##### DATA ENTRIES

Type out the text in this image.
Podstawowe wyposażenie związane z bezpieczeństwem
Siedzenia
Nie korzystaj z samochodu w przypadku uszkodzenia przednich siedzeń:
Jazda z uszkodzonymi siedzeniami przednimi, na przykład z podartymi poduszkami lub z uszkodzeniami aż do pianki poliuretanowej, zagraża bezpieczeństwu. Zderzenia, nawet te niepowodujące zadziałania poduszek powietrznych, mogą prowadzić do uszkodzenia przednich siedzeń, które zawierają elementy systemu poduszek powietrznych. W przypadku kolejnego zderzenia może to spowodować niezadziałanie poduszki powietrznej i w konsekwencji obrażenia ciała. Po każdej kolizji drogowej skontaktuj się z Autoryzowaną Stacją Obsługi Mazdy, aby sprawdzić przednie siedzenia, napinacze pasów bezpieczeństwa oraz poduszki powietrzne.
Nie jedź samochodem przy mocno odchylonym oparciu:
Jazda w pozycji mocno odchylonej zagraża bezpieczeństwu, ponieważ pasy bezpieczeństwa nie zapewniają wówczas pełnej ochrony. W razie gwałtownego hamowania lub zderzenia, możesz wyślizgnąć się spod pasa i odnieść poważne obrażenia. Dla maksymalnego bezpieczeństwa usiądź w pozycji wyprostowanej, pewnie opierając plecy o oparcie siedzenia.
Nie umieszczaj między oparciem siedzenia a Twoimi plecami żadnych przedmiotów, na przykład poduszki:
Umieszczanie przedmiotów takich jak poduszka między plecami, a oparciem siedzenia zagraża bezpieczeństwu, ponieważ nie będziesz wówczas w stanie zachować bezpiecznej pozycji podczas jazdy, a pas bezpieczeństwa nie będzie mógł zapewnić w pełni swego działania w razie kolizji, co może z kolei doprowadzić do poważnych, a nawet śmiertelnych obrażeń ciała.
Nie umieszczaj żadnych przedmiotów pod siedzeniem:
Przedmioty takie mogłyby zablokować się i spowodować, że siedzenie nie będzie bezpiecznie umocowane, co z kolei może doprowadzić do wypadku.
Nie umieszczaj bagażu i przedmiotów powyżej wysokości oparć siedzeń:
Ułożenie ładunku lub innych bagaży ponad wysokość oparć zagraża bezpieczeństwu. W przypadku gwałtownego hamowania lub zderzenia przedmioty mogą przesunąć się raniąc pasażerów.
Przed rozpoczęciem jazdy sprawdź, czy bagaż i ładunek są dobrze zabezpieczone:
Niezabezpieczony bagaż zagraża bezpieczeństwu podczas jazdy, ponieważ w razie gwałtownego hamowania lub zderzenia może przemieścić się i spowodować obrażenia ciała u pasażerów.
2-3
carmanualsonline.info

##########

■ **YOUR TASK**: Across the entries, how many lines hold the word "oparć"? Say only the number.

■ **THE SOLUTION**: 2